## THE PROBLEM
Print out every line, exactly as written.

## TASK INPUTS
___

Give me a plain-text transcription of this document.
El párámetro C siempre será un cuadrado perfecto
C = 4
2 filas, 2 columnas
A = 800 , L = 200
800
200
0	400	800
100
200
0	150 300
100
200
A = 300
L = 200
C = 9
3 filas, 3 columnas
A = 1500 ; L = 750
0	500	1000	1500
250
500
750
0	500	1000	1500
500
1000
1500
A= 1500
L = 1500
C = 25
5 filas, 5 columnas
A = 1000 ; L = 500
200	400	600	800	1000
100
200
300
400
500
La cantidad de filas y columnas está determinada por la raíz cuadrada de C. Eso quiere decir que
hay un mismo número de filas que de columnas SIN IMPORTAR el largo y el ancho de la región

___

## THE COMPLETED TASK
Give me a plain-text transcription of this document.
El párámetro C siempre será un cuadrado perfecto
C = 4
2 filas, 2 columnas
A = 800 , L = 200
800
200
0	400	800
100
200
0	150 300
100
200
A = 300
L = 200
C = 9
3 filas, 3 columnas
A = 1500 ; L = 750
0	500	1000	1500
250
500
750
0	500	1000	1500
500
1000
1500
A= 1500
L = 1500
C = 25
5 filas, 5 columnas
A = 1000 ; L = 500
200	400	600	800	1000
100
200
300
400
500
La cantidad de filas y columnas está determinada por la raíz cuadrada de C. Eso quiere decir que
hay un mismo número de filas que de columnas SIN IMPORTAR el largo y el ancho de la región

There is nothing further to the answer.